Say how many lines include "true", with no words around the number.

*****

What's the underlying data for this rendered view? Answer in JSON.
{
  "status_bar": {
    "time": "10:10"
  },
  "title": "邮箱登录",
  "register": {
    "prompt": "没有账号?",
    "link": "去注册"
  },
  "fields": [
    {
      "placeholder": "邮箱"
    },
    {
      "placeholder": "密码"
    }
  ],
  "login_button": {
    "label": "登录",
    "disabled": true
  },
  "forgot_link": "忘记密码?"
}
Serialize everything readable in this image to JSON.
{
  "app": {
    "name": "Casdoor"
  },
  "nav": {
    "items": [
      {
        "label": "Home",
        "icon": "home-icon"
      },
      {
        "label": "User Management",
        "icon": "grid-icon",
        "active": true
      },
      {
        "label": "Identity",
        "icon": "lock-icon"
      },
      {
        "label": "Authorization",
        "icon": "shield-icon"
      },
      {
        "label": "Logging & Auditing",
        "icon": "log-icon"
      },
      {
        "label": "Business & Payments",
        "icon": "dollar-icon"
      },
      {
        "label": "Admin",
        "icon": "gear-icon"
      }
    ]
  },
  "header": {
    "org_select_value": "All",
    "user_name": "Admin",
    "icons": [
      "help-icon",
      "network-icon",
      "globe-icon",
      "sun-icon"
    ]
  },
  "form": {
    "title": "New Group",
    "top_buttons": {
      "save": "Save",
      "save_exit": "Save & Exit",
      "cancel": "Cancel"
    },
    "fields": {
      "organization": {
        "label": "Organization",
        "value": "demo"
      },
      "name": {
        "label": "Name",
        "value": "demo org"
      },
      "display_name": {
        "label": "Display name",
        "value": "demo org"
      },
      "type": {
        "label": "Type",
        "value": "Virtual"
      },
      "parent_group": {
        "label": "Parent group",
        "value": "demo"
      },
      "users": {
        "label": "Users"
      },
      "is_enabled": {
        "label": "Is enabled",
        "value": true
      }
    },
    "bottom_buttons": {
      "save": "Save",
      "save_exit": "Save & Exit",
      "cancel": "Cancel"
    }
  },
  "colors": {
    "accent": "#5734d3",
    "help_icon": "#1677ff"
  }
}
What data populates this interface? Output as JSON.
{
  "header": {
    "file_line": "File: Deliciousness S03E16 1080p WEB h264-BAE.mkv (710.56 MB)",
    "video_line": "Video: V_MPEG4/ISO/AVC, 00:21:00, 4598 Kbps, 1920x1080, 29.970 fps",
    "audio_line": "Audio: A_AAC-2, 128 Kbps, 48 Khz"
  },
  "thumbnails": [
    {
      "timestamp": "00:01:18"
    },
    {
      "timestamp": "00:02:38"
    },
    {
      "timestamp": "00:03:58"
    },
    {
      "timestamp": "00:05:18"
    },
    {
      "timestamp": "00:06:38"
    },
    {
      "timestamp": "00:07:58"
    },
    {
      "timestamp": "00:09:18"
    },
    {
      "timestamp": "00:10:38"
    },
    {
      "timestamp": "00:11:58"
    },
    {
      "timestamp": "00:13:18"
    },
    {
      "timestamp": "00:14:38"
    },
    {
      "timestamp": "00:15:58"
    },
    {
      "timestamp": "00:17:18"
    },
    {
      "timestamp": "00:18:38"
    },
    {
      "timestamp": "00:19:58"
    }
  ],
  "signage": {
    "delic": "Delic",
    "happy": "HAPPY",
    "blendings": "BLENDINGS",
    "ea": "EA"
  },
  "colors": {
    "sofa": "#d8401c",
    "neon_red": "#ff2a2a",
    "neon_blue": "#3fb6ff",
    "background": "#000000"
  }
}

*****

**EXERCISE RESULT**
3